===== Provided text

For some reason, I seem to have a fascination with CSS loaders these days. After recreating the Google loader with clean CSS recently, I set off to recreate the classic spinner with CSS. Yes, I know this has been done zillions of times, but I wanted a clean, maintainable, reusable solution, not just a proof of concept. Something with not tons of CSS and/or HTML elements.
Very nice, simple and clean solution building a CSS only spinner.
ResponsiveComments was designed to bring simple conditional loading to the client side. Although not the complete answer to conditional loading in responsive web design, ResponsiveComments provides a solution to simple conditional loading, directly within your markup, using HTML comments, media queries and feature detection.
This year, it should be no surprise that people use mobile devices to buy things online. But when you compare this years early holiday shopping numbers with last year, the growth actually is pretty surprising.
Just in case anybody needs to be convinced that responsive Design is more than just a side-feature of a website.
This is what the Mozilla community is all about — championing a web where people know more and do more, a web that they can make their own and use to make their lives better.

==========
===== Dataset entries

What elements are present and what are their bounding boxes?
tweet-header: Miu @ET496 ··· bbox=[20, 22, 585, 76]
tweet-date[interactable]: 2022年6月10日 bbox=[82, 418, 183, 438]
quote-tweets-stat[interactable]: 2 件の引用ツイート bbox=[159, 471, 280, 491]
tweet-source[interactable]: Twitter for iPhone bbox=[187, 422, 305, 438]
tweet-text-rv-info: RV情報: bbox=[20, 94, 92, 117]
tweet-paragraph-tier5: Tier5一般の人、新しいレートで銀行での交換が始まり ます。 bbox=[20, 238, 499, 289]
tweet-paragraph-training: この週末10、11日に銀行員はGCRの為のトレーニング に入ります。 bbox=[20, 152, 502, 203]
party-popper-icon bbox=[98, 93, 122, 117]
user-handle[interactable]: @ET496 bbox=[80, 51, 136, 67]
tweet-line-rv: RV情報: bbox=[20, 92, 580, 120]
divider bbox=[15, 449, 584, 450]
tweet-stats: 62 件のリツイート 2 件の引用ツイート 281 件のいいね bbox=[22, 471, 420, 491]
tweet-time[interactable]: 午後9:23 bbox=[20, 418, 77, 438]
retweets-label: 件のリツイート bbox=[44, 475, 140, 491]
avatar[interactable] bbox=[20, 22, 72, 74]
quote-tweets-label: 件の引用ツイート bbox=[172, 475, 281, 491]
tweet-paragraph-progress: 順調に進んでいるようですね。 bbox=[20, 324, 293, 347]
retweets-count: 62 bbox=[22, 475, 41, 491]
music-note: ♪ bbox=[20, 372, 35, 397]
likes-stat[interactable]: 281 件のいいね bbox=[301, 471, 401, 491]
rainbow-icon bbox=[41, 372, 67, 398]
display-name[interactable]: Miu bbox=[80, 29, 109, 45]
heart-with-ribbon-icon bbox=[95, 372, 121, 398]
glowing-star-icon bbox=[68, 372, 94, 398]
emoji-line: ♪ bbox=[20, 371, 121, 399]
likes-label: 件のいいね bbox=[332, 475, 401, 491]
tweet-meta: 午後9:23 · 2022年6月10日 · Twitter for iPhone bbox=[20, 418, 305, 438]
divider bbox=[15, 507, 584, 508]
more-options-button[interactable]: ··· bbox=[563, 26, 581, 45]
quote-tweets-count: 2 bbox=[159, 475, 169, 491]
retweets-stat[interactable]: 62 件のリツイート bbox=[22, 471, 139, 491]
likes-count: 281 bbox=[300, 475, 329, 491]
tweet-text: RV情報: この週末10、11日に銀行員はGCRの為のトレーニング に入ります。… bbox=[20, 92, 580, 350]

==========

Complete the following:
1) Retype the portion of the web development notes starting with "ResponsiveComments was designed" and going on through "and feature detection.".
2) Answer these questions from the web development notes:
(a) Which loader did the writer recreate with clean CSS before turning to the classic spinner?
(b) What three things does ResponsiveComments use to provide conditional loading within markup?
(c) Which community is described as championing a web where people know more and do more?
3) Continue the web development notes from their final sentence.

Answers for the exercise:
1)
ResponsiveComments was designed to bring simple conditional loading to the client side. Although not the complete answer to conditional loading in responsive web design, ResponsiveComments provides a solution to simple conditional loading, directly within your markup, using HTML comments, media queries and feature detection.

2)
(a) The Google loader.
(b) HTML comments, media queries and feature detection.
(c) The Mozilla community.

3)
As I’ve said a few times in the past already, I love what Mozilla and Firefox stand for and I appreciate what they do, but more often than not their products are not as good as the ones from others and that makes it hard for me to use or to support them. And that in turn makes me kinda sad.
The fact that Blink is apparently calling src-N dead in the water because one implementor opposes (WebKit) and yet haven’t said the same about srcset which is also opposed by an implementor (Mozilla) speaks volumes to the rationale here: it’s not because there isn’t a consensus, it’s because of who is wielding the heavier stick. The fact that the RICG have thrown their support behind src-N appears to not really figure into the equation.
So here we are 21 months after the RICG was started. We finally have a solution that both the RICG and a majority of implementors are interested in, and it looks like it’s at risk of not happening because of one single implementor dissenting opinion. The fact that the currently discussed solution on the WHATWG list is a frankenstein combination of HTML and inline CSS doesn’t do much to elevate my spirits
True words by Tim Kadlec on the responsive images solution or should I say debacle? Go read it, now.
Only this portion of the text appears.